INSTRUCTION:
For the entries that follow, tally the lines holding the string "silhouette". Give the total and nothing else.

▬▬▬▬▬▬

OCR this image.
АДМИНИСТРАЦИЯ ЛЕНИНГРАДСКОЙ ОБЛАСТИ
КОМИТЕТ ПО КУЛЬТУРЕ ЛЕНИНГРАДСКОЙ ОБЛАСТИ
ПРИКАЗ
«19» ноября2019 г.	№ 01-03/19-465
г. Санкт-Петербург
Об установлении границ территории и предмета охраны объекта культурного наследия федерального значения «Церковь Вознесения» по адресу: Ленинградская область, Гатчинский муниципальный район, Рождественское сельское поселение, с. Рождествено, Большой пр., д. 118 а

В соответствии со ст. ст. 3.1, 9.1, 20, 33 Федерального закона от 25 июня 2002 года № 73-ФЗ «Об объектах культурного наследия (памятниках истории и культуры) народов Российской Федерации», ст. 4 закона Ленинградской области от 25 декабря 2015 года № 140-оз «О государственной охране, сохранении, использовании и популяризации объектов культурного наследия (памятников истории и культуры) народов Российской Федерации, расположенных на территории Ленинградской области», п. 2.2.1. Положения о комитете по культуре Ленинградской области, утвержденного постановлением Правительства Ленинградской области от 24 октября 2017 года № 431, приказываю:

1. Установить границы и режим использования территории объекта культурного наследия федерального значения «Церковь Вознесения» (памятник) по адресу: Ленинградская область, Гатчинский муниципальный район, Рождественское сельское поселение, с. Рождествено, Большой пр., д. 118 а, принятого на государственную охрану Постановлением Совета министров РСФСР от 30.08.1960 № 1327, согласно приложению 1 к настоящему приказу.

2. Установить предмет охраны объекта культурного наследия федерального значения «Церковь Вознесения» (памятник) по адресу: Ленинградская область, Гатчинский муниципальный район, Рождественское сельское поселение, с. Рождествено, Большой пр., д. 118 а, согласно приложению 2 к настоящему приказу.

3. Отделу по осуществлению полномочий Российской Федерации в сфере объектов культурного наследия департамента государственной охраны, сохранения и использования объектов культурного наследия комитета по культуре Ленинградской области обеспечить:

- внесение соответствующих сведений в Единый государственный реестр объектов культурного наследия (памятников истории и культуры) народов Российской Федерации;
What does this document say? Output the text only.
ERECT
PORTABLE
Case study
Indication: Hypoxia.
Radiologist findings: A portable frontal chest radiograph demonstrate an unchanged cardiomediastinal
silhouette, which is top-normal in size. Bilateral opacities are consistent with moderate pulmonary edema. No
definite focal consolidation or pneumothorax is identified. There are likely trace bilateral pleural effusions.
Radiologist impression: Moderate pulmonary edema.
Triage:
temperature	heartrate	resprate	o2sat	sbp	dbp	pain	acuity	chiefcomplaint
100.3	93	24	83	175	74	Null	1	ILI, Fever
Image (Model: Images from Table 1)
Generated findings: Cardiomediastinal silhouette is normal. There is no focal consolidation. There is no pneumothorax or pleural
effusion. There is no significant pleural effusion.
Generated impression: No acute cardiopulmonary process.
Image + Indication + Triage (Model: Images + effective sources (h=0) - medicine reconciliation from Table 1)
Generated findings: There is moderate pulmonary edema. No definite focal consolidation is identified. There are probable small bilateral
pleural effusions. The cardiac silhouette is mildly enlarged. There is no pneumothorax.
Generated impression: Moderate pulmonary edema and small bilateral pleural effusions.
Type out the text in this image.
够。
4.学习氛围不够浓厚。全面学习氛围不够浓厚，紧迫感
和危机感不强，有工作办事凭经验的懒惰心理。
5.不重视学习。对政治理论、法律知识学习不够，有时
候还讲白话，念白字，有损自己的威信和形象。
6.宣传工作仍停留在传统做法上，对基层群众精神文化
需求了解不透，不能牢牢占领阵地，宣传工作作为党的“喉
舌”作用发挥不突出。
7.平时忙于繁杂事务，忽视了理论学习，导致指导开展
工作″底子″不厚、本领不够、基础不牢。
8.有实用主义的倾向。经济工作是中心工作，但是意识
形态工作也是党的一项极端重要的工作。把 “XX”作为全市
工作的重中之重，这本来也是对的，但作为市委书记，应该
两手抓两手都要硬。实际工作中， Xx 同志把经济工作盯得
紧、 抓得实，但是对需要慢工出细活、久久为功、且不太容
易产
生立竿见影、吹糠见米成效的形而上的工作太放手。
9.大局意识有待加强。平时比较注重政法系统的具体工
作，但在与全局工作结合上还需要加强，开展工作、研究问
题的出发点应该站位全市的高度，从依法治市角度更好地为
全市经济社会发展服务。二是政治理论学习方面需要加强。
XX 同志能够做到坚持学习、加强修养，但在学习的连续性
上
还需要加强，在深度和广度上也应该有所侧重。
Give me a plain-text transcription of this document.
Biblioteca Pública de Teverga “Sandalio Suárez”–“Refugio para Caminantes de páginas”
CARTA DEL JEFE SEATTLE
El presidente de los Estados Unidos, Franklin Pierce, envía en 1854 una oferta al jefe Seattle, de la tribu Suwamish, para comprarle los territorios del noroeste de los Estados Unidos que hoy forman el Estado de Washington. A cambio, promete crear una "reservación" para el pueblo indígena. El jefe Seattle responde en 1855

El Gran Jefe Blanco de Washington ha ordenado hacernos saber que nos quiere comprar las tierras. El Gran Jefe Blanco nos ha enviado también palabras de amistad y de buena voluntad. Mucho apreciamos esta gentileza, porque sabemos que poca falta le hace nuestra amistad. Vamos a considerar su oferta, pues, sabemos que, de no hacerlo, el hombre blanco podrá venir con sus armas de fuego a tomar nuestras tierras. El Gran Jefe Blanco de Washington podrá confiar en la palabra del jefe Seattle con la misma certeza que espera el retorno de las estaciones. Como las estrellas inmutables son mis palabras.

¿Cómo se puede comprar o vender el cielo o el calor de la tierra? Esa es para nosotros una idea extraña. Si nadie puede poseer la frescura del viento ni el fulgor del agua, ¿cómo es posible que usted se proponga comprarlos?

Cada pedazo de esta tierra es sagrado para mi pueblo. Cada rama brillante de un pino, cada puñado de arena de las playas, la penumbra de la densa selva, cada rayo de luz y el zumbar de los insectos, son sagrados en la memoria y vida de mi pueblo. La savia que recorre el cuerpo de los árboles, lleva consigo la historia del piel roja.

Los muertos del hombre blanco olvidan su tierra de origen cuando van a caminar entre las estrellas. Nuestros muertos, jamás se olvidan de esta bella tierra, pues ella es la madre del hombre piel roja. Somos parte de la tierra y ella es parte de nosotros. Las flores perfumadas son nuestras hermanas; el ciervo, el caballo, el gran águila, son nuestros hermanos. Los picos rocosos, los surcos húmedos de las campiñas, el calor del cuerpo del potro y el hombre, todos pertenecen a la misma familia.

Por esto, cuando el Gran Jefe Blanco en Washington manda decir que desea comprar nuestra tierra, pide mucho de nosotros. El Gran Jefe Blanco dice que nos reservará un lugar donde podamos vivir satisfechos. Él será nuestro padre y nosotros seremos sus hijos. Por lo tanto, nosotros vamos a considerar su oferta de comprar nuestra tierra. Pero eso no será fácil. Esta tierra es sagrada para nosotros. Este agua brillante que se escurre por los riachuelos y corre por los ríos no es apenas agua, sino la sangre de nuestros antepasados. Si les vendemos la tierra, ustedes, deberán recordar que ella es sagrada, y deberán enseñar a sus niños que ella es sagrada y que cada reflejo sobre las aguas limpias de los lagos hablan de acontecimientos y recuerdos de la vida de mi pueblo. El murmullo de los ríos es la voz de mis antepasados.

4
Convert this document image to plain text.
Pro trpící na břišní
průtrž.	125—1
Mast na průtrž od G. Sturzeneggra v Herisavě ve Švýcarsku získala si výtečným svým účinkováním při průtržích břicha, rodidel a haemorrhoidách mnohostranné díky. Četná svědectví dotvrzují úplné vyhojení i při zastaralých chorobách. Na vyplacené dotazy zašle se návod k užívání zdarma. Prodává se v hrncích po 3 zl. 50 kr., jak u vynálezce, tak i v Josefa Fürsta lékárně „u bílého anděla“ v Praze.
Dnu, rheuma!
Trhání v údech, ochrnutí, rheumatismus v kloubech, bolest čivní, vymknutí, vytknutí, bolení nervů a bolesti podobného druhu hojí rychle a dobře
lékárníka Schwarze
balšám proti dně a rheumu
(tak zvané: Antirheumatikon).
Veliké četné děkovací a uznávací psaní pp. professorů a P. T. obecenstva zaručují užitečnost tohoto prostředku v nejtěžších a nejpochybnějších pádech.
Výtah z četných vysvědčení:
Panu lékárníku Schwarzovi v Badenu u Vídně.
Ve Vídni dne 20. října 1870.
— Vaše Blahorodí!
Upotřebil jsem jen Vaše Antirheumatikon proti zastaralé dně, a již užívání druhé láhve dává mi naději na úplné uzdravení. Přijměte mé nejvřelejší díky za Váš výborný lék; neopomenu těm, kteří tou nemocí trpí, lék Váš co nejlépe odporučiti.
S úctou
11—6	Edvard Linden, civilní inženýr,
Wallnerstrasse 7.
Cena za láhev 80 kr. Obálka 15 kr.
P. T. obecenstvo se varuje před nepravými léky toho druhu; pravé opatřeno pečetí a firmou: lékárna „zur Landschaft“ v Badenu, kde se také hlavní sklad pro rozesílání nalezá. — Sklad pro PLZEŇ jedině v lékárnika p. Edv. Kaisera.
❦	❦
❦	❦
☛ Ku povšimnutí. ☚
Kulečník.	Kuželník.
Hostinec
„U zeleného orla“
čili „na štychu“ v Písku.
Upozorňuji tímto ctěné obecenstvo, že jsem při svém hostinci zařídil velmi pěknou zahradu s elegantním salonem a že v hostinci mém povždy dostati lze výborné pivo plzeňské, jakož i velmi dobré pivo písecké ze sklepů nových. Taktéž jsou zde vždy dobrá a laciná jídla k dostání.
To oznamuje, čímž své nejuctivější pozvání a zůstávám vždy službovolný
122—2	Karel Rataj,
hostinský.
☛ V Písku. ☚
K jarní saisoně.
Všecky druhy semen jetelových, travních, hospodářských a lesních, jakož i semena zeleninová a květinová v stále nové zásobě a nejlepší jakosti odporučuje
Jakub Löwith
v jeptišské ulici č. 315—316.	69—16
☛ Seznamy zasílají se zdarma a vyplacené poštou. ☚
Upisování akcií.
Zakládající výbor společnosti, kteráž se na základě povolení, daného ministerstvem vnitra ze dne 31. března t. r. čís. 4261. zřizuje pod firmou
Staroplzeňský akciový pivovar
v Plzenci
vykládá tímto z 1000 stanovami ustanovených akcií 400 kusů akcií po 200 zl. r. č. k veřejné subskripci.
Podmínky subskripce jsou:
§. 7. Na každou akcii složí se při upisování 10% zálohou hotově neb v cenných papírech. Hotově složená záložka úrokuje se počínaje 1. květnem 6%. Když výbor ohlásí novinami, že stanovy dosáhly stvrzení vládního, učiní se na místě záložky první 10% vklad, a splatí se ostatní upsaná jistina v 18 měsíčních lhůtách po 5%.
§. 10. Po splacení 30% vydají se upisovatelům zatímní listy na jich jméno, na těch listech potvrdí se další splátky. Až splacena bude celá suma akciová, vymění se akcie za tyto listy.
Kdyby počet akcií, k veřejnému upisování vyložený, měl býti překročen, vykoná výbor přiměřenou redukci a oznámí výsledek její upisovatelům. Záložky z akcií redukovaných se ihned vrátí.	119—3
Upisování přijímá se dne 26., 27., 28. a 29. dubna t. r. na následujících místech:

▬▬▬▬▬▬

ANSWER FOR THIS EXERCISE:
3